Emit only the lines from the line containing "What's the underlying" through the last line of the entries, unchanged.

Stored entries:
┌──
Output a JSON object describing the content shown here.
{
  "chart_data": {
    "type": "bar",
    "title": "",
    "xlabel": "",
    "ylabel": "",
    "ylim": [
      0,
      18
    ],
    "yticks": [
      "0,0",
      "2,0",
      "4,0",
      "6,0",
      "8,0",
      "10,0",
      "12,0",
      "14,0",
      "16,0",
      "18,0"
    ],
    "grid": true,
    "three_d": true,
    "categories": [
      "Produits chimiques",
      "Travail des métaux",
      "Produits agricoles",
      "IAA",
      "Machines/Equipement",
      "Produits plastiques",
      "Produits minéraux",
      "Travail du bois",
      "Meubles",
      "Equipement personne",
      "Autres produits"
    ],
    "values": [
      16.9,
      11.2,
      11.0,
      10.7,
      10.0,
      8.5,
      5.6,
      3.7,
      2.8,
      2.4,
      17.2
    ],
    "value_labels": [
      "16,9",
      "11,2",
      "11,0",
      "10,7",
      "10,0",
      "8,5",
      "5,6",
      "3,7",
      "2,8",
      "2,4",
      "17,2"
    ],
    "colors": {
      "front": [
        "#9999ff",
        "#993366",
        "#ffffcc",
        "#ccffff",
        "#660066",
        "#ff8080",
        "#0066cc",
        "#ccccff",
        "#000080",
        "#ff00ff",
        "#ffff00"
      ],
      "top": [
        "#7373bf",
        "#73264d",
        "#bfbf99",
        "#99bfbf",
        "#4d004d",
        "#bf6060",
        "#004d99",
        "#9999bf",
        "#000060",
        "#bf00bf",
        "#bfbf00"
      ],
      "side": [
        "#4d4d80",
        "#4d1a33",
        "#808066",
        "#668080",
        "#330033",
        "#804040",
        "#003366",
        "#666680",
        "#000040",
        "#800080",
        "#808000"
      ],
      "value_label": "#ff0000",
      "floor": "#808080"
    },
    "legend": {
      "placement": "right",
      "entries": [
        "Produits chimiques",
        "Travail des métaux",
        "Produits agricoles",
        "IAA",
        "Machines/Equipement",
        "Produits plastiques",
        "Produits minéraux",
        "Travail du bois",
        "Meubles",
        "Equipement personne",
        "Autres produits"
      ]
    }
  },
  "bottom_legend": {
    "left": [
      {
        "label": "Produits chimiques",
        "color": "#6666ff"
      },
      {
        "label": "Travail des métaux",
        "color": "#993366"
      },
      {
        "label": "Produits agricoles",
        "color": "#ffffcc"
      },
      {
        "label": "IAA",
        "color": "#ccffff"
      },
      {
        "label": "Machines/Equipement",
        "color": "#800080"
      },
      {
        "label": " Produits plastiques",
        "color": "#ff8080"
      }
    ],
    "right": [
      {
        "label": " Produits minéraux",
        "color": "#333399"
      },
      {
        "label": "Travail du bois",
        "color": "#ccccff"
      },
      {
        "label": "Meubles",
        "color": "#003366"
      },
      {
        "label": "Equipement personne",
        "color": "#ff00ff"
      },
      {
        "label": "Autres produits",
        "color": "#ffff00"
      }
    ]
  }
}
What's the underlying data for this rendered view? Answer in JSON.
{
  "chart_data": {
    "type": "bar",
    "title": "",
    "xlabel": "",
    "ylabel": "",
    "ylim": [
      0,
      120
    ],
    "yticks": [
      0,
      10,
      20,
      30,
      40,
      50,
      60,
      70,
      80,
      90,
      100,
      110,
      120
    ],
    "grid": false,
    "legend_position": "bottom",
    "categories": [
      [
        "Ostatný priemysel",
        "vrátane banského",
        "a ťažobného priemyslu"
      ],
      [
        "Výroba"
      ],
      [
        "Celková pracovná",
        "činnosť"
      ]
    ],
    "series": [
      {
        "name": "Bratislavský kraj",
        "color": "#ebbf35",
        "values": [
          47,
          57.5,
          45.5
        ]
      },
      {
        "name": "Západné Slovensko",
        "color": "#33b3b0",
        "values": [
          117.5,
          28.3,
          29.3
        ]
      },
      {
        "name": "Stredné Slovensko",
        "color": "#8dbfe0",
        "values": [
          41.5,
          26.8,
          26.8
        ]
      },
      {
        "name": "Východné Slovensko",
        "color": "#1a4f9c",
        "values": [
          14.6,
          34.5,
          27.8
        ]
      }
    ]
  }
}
└──
### OUTPUT OF THE EXERCISE
What's the underlying data for this rendered view? Answer in JSON.
{
  "chart_data": {
    "type": "bar",
    "title": "",
    "xlabel": "",
    "ylabel": "",
    "ylim": [
      0,
      120
    ],
    "yticks": [
      0,
      10,
      20,
      30,
      40,
      50,
      60,
      70,
      80,
      90,
      100,
      110,
      120
    ],
    "grid": false,
    "legend_position": "bottom",
    "categories": [
      [
        "Ostatný priemysel",
        "vrátane banského",
        "a ťažobného priemyslu"
      ],
      [
        "Výroba"
      ],
      [
        "Celková pracovná",
        "činnosť"
      ]
    ],
    "series": [
      {
        "name": "Bratislavský kraj",
        "color": "#ebbf35",
        "values": [
          47,
          57.5,
          45.5
        ]
      },
      {
        "name": "Západné Slovensko",
        "color": "#33b3b0",
        "values": [
          117.5,
          28.3,
          29.3
        ]
      },
      {
        "name": "Stredné Slovensko",
        "color": "#8dbfe0",
        "values": [
          41.5,
          26.8,
          26.8
        ]
      },
      {
        "name": "Východné Slovensko",
        "color": "#1a4f9c",
        "values": [
          14.6,
          34.5,
          27.8
        ]
      }
    ]
  }
}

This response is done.